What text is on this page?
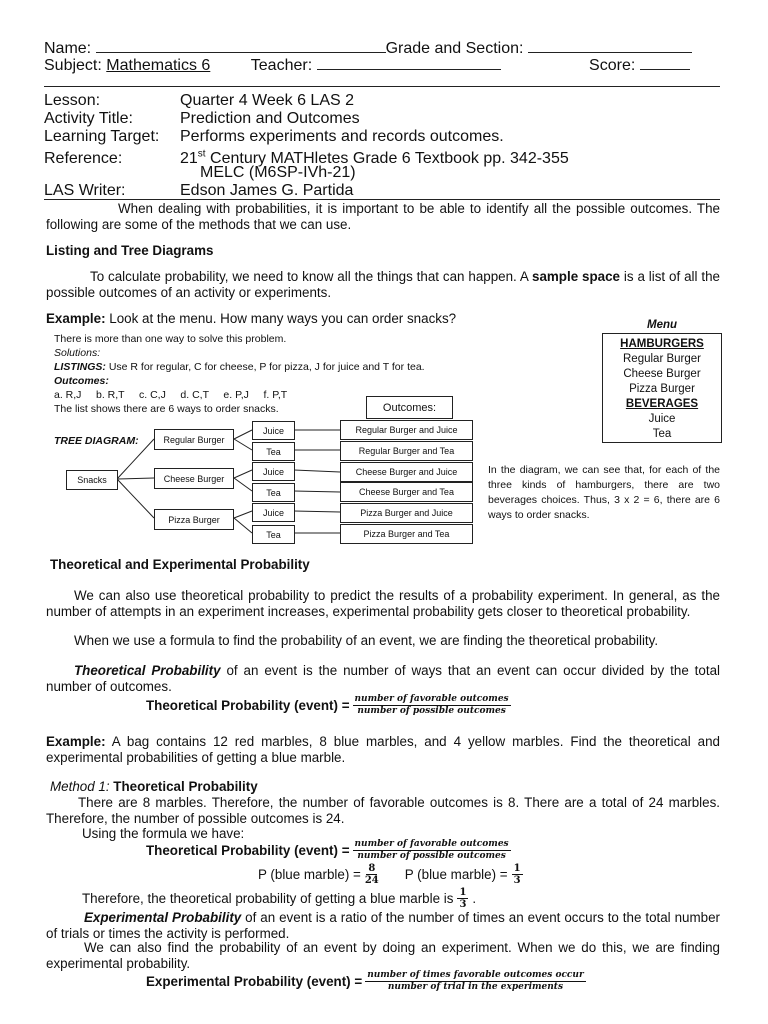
Name:	Grade and Section:
Subject: Mathematics 6	Teacher:	Score:
Lesson:	Quarter 4 Week 6 LAS 2
Activity Title:	Prediction and Outcomes
Learning Target: Performs experiments and records outcomes.
Reference:	21st Century MATHletes Grade 6 Textbook pp. 342-355
MELC (M6SP-IVh-21)
LAS Writer:	Edson James G. Partida
When dealing with probabilities, it is important to be able to identify all the possible outcomes. The following are some of the methods that we can use.
Listing and Tree Diagrams
To calculate probability, we need to know all the things that can happen. A sample space is a list of all the possible outcomes of an activity or experiments.
Example: Look at the menu. How many ways you can order snacks?
There is more than one way to solve this problem.
Solutions:
LISTINGS: Use R for regular, C for cheese, P for pizza, J for juice and T for tea.
Outcomes:
a. R,J     b. R,T     c. C,J     d. C,T     e. P,J     f. P,T
The list shows there are 6 ways to order snacks.
TREE DIAGRAM:
Snacks
Regular Burger
Cheese Burger
Pizza Burger
Juice
Tea
Juice
Tea
Juice
Tea
Outcomes:
Regular Burger and Juice
Regular Burger and Tea
Cheese Burger and Juice
Cheese Burger and Tea
Pizza Burger and Juice
Pizza Burger and Tea
Menu
HAMBURGERS
Regular Burger
Cheese Burger
Pizza Burger
BEVERAGES
Juice
Tea
In the diagram, we can see that, for each of the three kinds of hamburgers, there are two beverages choices. Thus, 3 x 2 = 6, there are 6 ways to order snacks.
Theoretical and Experimental Probability
We can also use theoretical probability to predict the results of a probability experiment. In general, as the number of attempts in an experiment increases, experimental probability gets closer to theoretical probability.
When we use a formula to find the probability of an event, we are finding the theoretical probability.
Theoretical Probability of an event is the number of ways that an event can occur divided by the total number of outcomes.
Theoretical Probability (event) = $\frac{\text{number of favorable outcomes}}{\text{number of possible outcomes}}$
Example: A bag contains 12 red marbles, 8 blue marbles, and 4 yellow marbles. Find the theoretical and experimental probabilities of getting a blue marble.
Method 1: Theoretical Probability
There are 8 marbles. Therefore, the number of favorable outcomes is 8. There are a total of 24 marbles. Therefore, the number of possible outcomes is 24.
Using the formula we have:
Theoretical Probability (event) = $\frac{\text{number of favorable outcomes}}{\text{number of possible outcomes}}$
P (blue marble) = $\frac{8}{24}$ P (blue marble) = $\frac{1}{3}$
Therefore, the theoretical probability of getting a blue marble is $\frac{1}{3}$ .
Experimental Probability of an event is a ratio of the number of times an event occurs to the total number of trials or times the activity is performed.
We can also find the probability of an event by doing an experiment. When we do this, we are finding experimental probability.
Experimental Probability (event) = $\frac{\text{number of times favorable outcomes occur}}{\text{number of trial in the experiments}}$
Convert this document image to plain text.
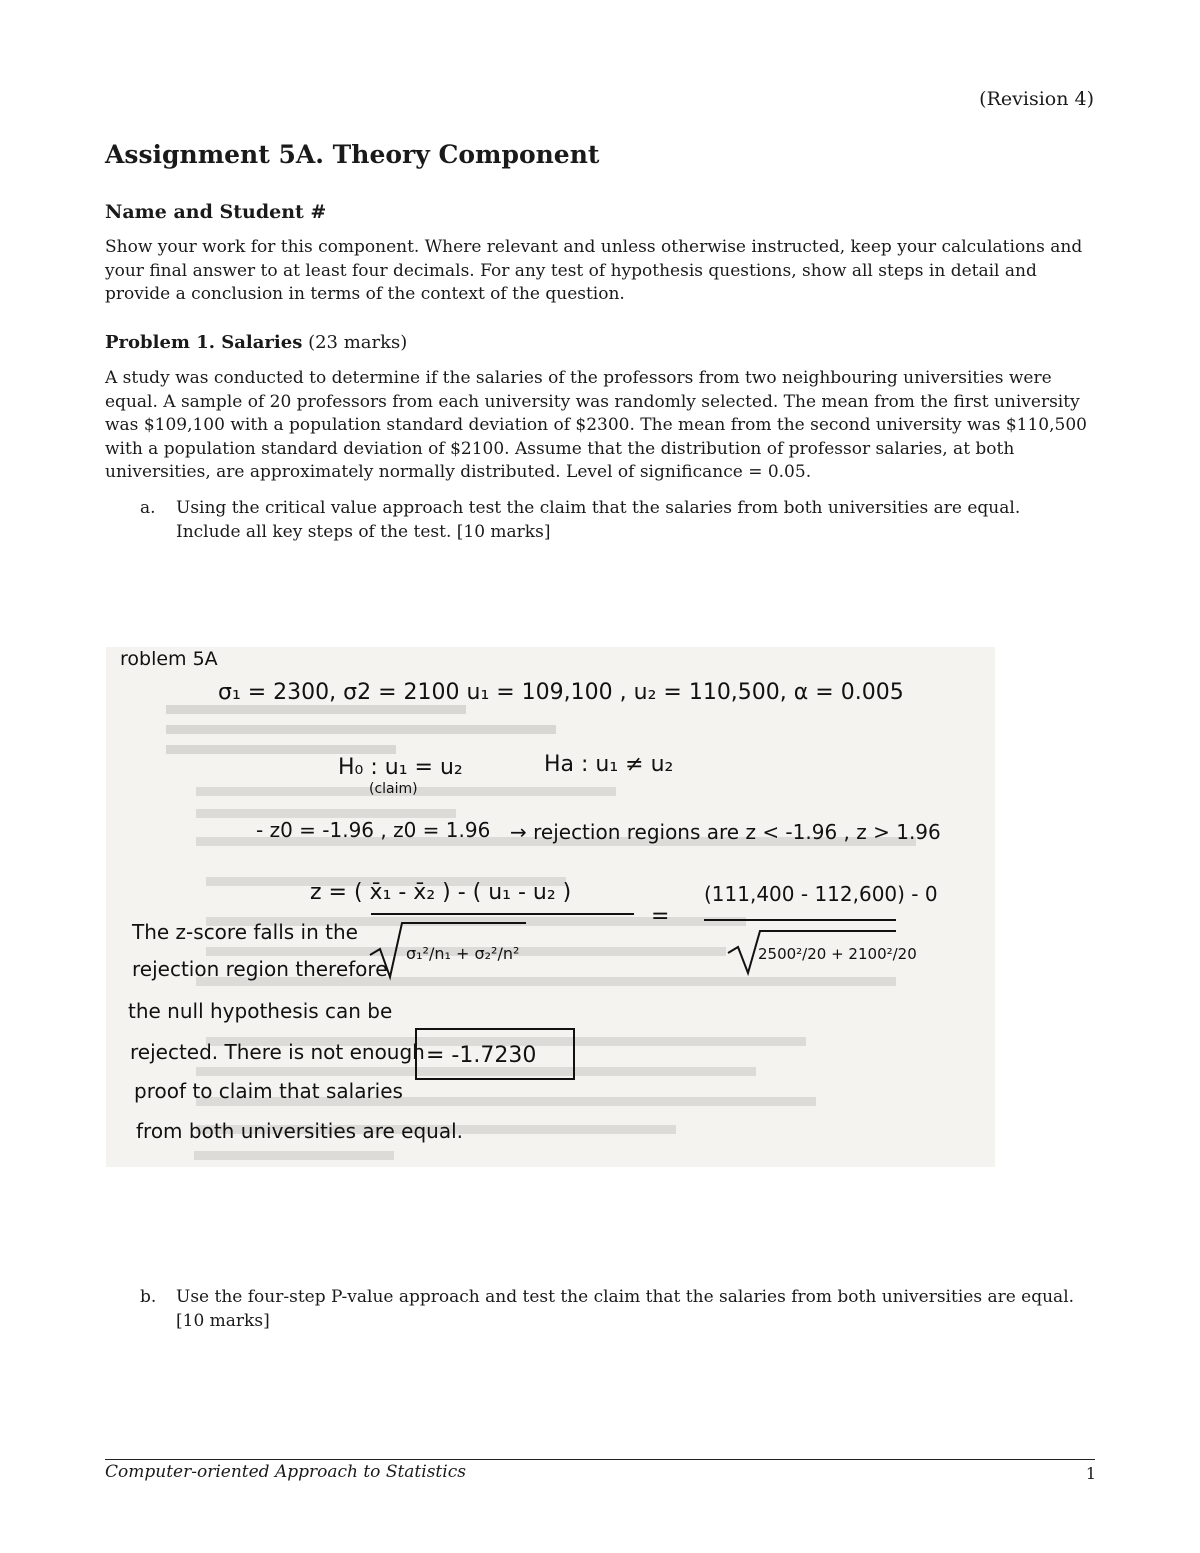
(Revision 4)
Assignment 5A. Theory Component
Name and Student #

Show your work for this component. Where relevant and unless otherwise instructed, keep your calculations and your final answer to at least four decimals. For any test of hypothesis questions, show all steps in detail and provide a conclusion in terms of the context of the question.

Problem 1. Salaries (23 marks)

A study was conducted to determine if the salaries of the professors from two neighbouring universities were equal. A sample of 20 professors from each university was randomly selected. The mean from the first university was $109,100 with a population standard deviation of $2300. The mean from the second university was $110,500 with a population standard deviation of $2100. Assume that the distribution of professor salaries, at both universities, are approximately normally distributed. Level of significance = 0.05.

a. Using the critical value approach test the claim that the salaries from both universities are equal. Include all key steps of the test. [10 marks]
roblem 5A
σ₁ = 2300, σ2 = 2100 u₁ = 109,100 , u₂ = 110,500, α = 0.005
H₀ : u₁ = u₂
(claim)
Ha : u₁ ≠ u₂
- z0 = -1.96 , z0 = 1.96 → rejection regions are z < -1.96 , z > 1.96
z = ( x̄₁ - x̄₂ ) - ( u₁ - u₂ )
=
(111,400 - 112,600) - 0
σ₁²/n₁ + σ₂²/n²	2500²/20 + 2100²/20
= -1.7230
The z-score falls in the
rejection region therefore
the null hypothesis can be
rejected. There is not enough
proof to claim that salaries
from both universities are equal.
b. Use the four-step P-value approach and test the claim that the salaries from both universities are equal. [10 marks]
Computer-oriented Approach to Statistics	1
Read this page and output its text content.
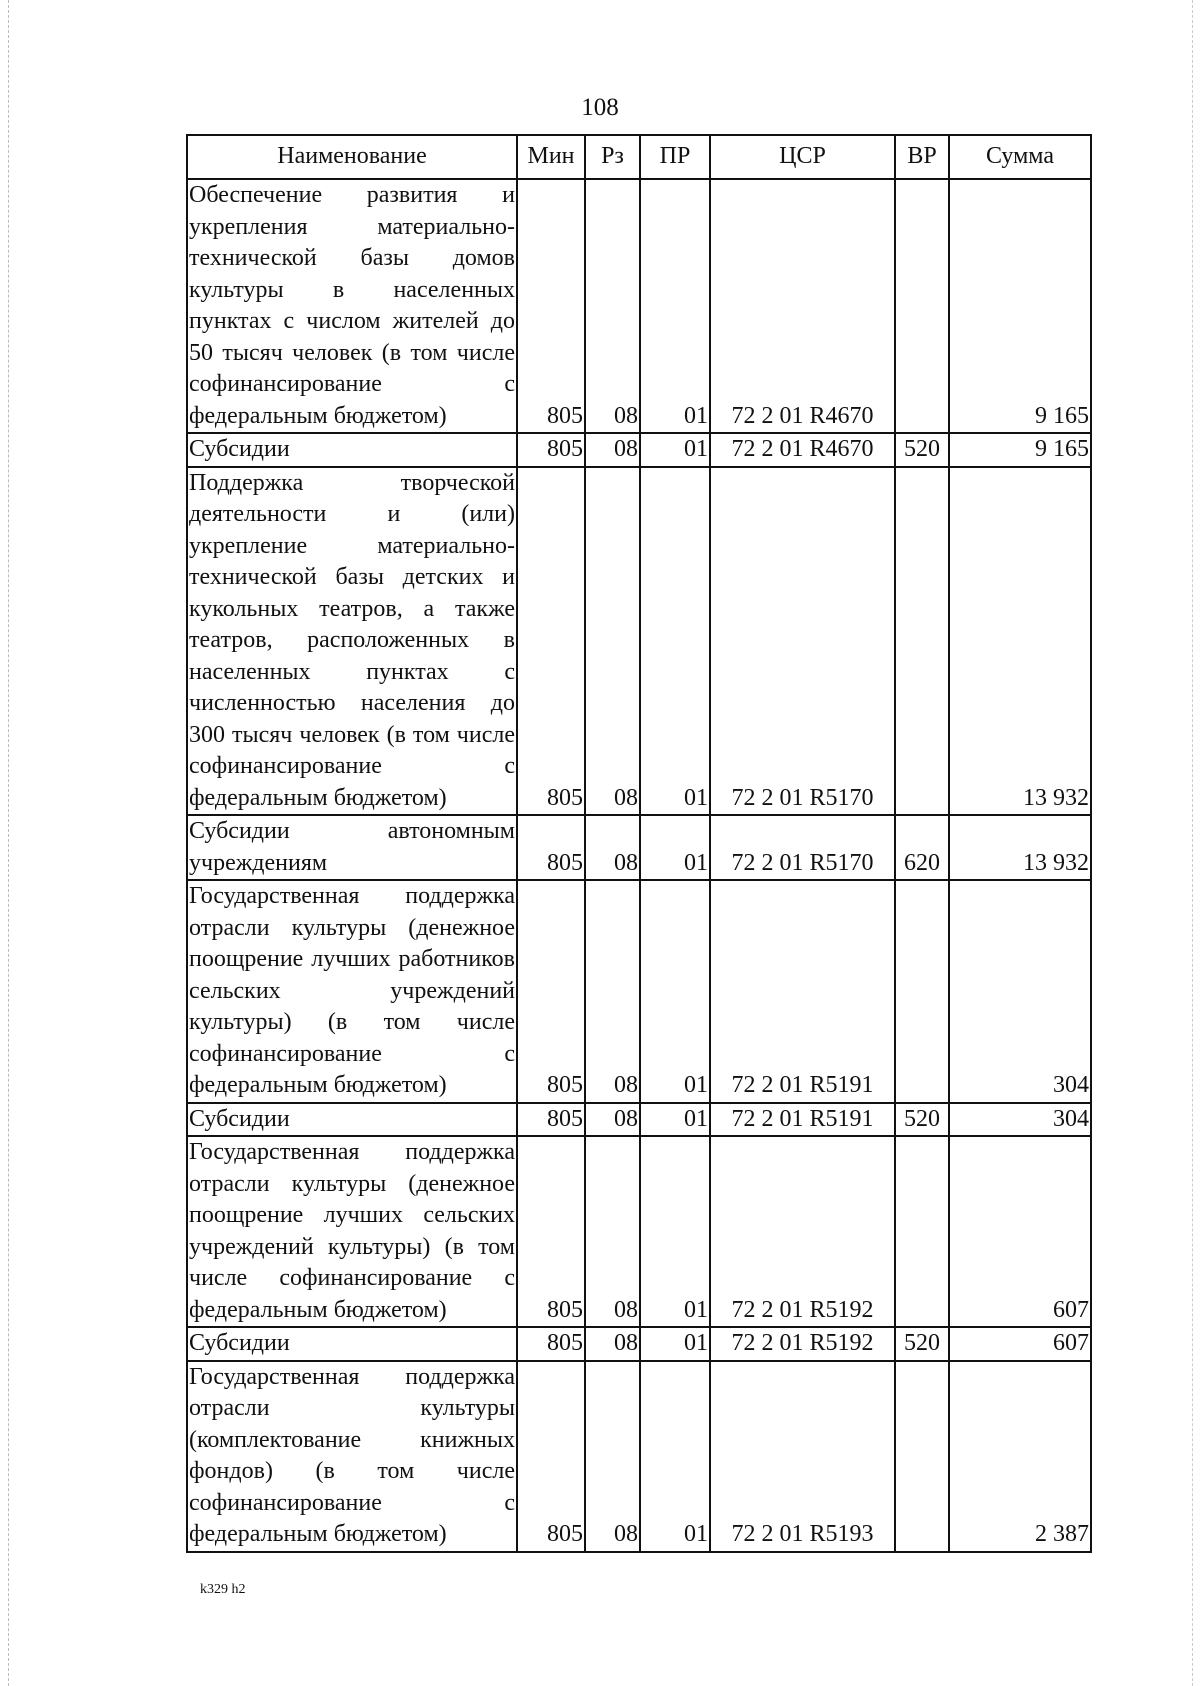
108
Наименование	Мин	Рз	ПР	ЦСР	ВР	Сумма
Обеспечение развития и укрепления материально-технической базы домов культуры в населенных пунктах с числом жителей до 50 тысяч человек (в том числе софинансирование с федеральным бюджетом)	805	08	01	72 2 01 R4670		9 165
Субсидии	805	08	01	72 2 01 R4670	520	9 165
Поддержка творческой деятельности и (или) укрепление материально-технической базы детских и кукольных театров, а также театров, расположенных в населенных пунктах с численностью населения до 300 тысяч человек (в том числе софинансирование с федеральным бюджетом)	805	08	01	72 2 01 R5170		13 932
Субсидии автономным учреждениям	805	08	01	72 2 01 R5170	620	13 932
Государственная поддержка отрасли культуры (денежное поощрение лучших работников сельских учреждений культуры) (в том числе софинансирование с федеральным бюджетом)	805	08	01	72 2 01 R5191		304
Субсидии	805	08	01	72 2 01 R5191	520	304
Государственная поддержка отрасли культуры (денежное поощрение лучших сельских учреждений культуры) (в том числе софинансирование с федеральным бюджетом)	805	08	01	72 2 01 R5192		607
Субсидии	805	08	01	72 2 01 R5192	520	607
Государственная поддержка отрасли культуры (комплектование книжных фондов) (в том числе софинансирование с федеральным бюджетом)	805	08	01	72 2 01 R5193		2 387
k329 h2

→ **SET TASK**: Reproduce all of the data exactly, omitting each picture it holds.

→ **RESULT**:
What text is on this page?
Name:	Grade and Section:
Subject: Mathematics 6	Teacher:	Score:
Lesson:	Quarter 4 Week 6 LAS 2
Activity Title:	Prediction and Outcomes
Learning Target: Performs experiments and records outcomes.
Reference:	21st Century MATHletes Grade 6 Textbook pp. 342-355
MELC (M6SP-IVh-21)
LAS Writer:	Edson James G. Partida
When dealing with probabilities, it is important to be able to identify all the possible outcomes. The following are some of the methods that we can use.
Listing and Tree Diagrams
To calculate probability, we need to know all the things that can happen. A sample space is a list of all the possible outcomes of an activity or experiments.
Example: Look at the menu. How many ways you can order snacks?
There is more than one way to solve this problem.
Solutions:
LISTINGS: Use R for regular, C for cheese, P for pizza, J for juice and T for tea.
Outcomes:
a. R,J     b. R,T     c. C,J     d. C,T     e. P,J     f. P,T
The list shows there are 6 ways to order snacks.
TREE DIAGRAM:
Snacks
Regular Burger
Cheese Burger
Pizza Burger
Juice
Tea
Juice
Tea
Juice
Tea
Outcomes:
Regular Burger and Juice
Regular Burger and Tea
Cheese Burger and Juice
Cheese Burger and Tea
Pizza Burger and Juice
Pizza Burger and Tea
Menu
HAMBURGERS
Regular Burger
Cheese Burger
Pizza Burger
BEVERAGES
Juice
Tea
In the diagram, we can see that, for each of the three kinds of hamburgers, there are two beverages choices. Thus, 3 x 2 = 6, there are 6 ways to order snacks.
Theoretical and Experimental Probability
We can also use theoretical probability to predict the results of a probability experiment. In general, as the number of attempts in an experiment increases, experimental probability gets closer to theoretical probability.
When we use a formula to find the probability of an event, we are finding the theoretical probability.
Theoretical Probability of an event is the number of ways that an event can occur divided by the total number of outcomes.
Theoretical Probability (event) = $\frac{\text{number of favorable outcomes}}{\text{number of possible outcomes}}$
Example: A bag contains 12 red marbles, 8 blue marbles, and 4 yellow marbles. Find the theoretical and experimental probabilities of getting a blue marble.
Method 1: Theoretical Probability
There are 8 marbles. Therefore, the number of favorable outcomes is 8. There are a total of 24 marbles. Therefore, the number of possible outcomes is 24.
Using the formula we have:
Theoretical Probability (event) = $\frac{\text{number of favorable outcomes}}{\text{number of possible outcomes}}$
P (blue marble) = $\frac{8}{24}$ P (blue marble) = $\frac{1}{3}$
Therefore, the theoretical probability of getting a blue marble is $\frac{1}{3}$ .
Experimental Probability of an event is a ratio of the number of times an event occurs to the total number of trials or times the activity is performed.
We can also find the probability of an event by doing an experiment. When we do this, we are finding experimental probability.
Experimental Probability (event) = $\frac{\text{number of times favorable outcomes occur}}{\text{number of trial in the experiments}}$
Convert this document image to plain text.
(Revision 4)
Assignment 5A. Theory Component
Name and Student #

Show your work for this component. Where relevant and unless otherwise instructed, keep your calculations and your final answer to at least four decimals. For any test of hypothesis questions, show all steps in detail and provide a conclusion in terms of the context of the question.

Problem 1. Salaries (23 marks)

A study was conducted to determine if the salaries of the professors from two neighbouring universities were equal. A sample of 20 professors from each university was randomly selected. The mean from the first university was $109,100 with a population standard deviation of $2300. The mean from the second university was $110,500 with a population standard deviation of $2100. Assume that the distribution of professor salaries, at both universities, are approximately normally distributed. Level of significance = 0.05.

a. Using the critical value approach test the claim that the salaries from both universities are equal. Include all key steps of the test. [10 marks]
roblem 5A
σ₁ = 2300, σ2 = 2100 u₁ = 109,100 , u₂ = 110,500, α = 0.005
H₀ : u₁ = u₂
(claim)
Ha : u₁ ≠ u₂
- z0 = -1.96 , z0 = 1.96 → rejection regions are z < -1.96 , z > 1.96
z = ( x̄₁ - x̄₂ ) - ( u₁ - u₂ )
=
(111,400 - 112,600) - 0
σ₁²/n₁ + σ₂²/n²	2500²/20 + 2100²/20
= -1.7230
The z-score falls in the
rejection region therefore
the null hypothesis can be
rejected. There is not enough
proof to claim that salaries
from both universities are equal.
b. Use the four-step P-value approach and test the claim that the salaries from both universities are equal. [10 marks]
Computer-oriented Approach to Statistics	1
Read this page and output its text content.
108
Наименование	Мин	Рз	ПР	ЦСР	ВР	Сумма
Обеспечение развития и укрепления материально-технической базы домов культуры в населенных пунктах с числом жителей до 50 тысяч человек (в том числе софинансирование с федеральным бюджетом)	805	08	01	72 2 01 R4670		9 165
Субсидии	805	08	01	72 2 01 R4670	520	9 165
Поддержка творческой деятельности и (или) укрепление материально-технической базы детских и кукольных театров, а также театров, расположенных в населенных пунктах с численностью населения до 300 тысяч человек (в том числе софинансирование с федеральным бюджетом)	805	08	01	72 2 01 R5170		13 932
Субсидии автономным учреждениям	805	08	01	72 2 01 R5170	620	13 932
Государственная поддержка отрасли культуры (денежное поощрение лучших работников сельских учреждений культуры) (в том числе софинансирование с федеральным бюджетом)	805	08	01	72 2 01 R5191		304
Субсидии	805	08	01	72 2 01 R5191	520	304
Государственная поддержка отрасли культуры (денежное поощрение лучших сельских учреждений культуры) (в том числе софинансирование с федеральным бюджетом)	805	08	01	72 2 01 R5192		607
Субсидии	805	08	01	72 2 01 R5192	520	607
Государственная поддержка отрасли культуры (комплектование книжных фондов) (в том числе софинансирование с федеральным бюджетом)	805	08	01	72 2 01 R5193		2 387
k329 h2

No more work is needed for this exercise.